SET EXERCISE
Every record here should be printed again exactly.

DATASET EXTRACT
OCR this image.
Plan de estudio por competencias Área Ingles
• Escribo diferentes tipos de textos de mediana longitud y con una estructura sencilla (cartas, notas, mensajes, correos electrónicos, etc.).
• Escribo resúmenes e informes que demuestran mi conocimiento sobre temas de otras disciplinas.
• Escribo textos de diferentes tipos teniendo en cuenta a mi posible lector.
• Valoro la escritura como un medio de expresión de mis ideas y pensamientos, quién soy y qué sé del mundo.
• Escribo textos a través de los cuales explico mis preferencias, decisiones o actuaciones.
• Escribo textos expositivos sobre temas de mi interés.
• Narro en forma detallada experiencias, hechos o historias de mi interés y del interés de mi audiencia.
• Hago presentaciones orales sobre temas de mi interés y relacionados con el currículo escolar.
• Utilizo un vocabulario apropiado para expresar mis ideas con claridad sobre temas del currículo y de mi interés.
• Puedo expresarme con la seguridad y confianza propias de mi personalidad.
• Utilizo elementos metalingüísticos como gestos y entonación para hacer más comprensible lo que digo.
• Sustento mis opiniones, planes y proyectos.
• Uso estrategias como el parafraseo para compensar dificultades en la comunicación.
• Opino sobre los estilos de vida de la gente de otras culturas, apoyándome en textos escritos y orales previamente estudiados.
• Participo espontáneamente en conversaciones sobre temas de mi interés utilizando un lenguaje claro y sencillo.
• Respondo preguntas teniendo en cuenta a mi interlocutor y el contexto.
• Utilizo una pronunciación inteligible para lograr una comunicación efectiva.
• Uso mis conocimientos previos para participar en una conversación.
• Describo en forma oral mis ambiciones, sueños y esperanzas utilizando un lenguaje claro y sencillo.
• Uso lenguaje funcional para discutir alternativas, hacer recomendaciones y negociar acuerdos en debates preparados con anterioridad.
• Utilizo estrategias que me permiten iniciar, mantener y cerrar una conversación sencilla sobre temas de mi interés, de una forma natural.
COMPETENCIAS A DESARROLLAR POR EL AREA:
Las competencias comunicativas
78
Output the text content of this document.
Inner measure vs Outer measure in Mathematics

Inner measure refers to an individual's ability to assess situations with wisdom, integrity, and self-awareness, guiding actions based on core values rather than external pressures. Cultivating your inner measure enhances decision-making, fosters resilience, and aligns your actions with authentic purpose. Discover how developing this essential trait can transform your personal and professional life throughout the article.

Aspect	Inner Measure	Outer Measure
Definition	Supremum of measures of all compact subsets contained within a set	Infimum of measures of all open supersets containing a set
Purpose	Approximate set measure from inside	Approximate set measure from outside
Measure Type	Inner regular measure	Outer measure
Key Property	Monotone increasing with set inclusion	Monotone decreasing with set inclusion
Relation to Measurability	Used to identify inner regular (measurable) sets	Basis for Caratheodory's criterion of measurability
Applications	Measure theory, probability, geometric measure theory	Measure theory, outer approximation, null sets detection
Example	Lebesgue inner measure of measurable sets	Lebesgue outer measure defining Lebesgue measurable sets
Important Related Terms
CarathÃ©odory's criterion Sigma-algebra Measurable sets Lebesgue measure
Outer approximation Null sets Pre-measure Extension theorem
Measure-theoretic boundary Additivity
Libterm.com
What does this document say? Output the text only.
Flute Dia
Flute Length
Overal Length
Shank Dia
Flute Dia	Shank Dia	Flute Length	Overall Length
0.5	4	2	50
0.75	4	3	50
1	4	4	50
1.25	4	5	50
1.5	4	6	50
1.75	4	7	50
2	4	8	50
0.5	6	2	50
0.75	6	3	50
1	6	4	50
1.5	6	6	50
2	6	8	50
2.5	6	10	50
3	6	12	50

THE RESPONSE
OCR this image.
Plan de estudio por competencias Área Ingles
• Escribo diferentes tipos de textos de mediana longitud y con una estructura sencilla (cartas, notas, mensajes, correos electrónicos, etc.).
• Escribo resúmenes e informes que demuestran mi conocimiento sobre temas de otras disciplinas.
• Escribo textos de diferentes tipos teniendo en cuenta a mi posible lector.
• Valoro la escritura como un medio de expresión de mis ideas y pensamientos, quién soy y qué sé del mundo.
• Escribo textos a través de los cuales explico mis preferencias, decisiones o actuaciones.
• Escribo textos expositivos sobre temas de mi interés.
• Narro en forma detallada experiencias, hechos o historias de mi interés y del interés de mi audiencia.
• Hago presentaciones orales sobre temas de mi interés y relacionados con el currículo escolar.
• Utilizo un vocabulario apropiado para expresar mis ideas con claridad sobre temas del currículo y de mi interés.
• Puedo expresarme con la seguridad y confianza propias de mi personalidad.
• Utilizo elementos metalingüísticos como gestos y entonación para hacer más comprensible lo que digo.
• Sustento mis opiniones, planes y proyectos.
• Uso estrategias como el parafraseo para compensar dificultades en la comunicación.
• Opino sobre los estilos de vida de la gente de otras culturas, apoyándome en textos escritos y orales previamente estudiados.
• Participo espontáneamente en conversaciones sobre temas de mi interés utilizando un lenguaje claro y sencillo.
• Respondo preguntas teniendo en cuenta a mi interlocutor y el contexto.
• Utilizo una pronunciación inteligible para lograr una comunicación efectiva.
• Uso mis conocimientos previos para participar en una conversación.
• Describo en forma oral mis ambiciones, sueños y esperanzas utilizando un lenguaje claro y sencillo.
• Uso lenguaje funcional para discutir alternativas, hacer recomendaciones y negociar acuerdos en debates preparados con anterioridad.
• Utilizo estrategias que me permiten iniciar, mantener y cerrar una conversación sencilla sobre temas de mi interés, de una forma natural.
COMPETENCIAS A DESARROLLAR POR EL AREA:
Las competencias comunicativas
78
Output the text content of this document.
Inner measure vs Outer measure in Mathematics

Inner measure refers to an individual's ability to assess situations with wisdom, integrity, and self-awareness, guiding actions based on core values rather than external pressures. Cultivating your inner measure enhances decision-making, fosters resilience, and aligns your actions with authentic purpose. Discover how developing this essential trait can transform your personal and professional life throughout the article.

Aspect	Inner Measure	Outer Measure
Definition	Supremum of measures of all compact subsets contained within a set	Infimum of measures of all open supersets containing a set
Purpose	Approximate set measure from inside	Approximate set measure from outside
Measure Type	Inner regular measure	Outer measure
Key Property	Monotone increasing with set inclusion	Monotone decreasing with set inclusion
Relation to Measurability	Used to identify inner regular (measurable) sets	Basis for Caratheodory's criterion of measurability
Applications	Measure theory, probability, geometric measure theory	Measure theory, outer approximation, null sets detection
Example	Lebesgue inner measure of measurable sets	Lebesgue outer measure defining Lebesgue measurable sets
Important Related Terms
CarathÃ©odory's criterion Sigma-algebra Measurable sets Lebesgue measure
Outer approximation Null sets Pre-measure Extension theorem
Measure-theoretic boundary Additivity
Libterm.com
What does this document say? Output the text only.
Flute Dia
Flute Length
Overal Length
Shank Dia
Flute Dia	Shank Dia	Flute Length	Overall Length
0.5	4	2	50
0.75	4	3	50
1	4	4	50
1.25	4	5	50
1.5	4	6	50
1.75	4	7	50
2	4	8	50
0.5	6	2	50
0.75	6	3	50
1	6	4	50
1.5	6	6	50
2	6	8	50
2.5	6	10	50
3	6	12	50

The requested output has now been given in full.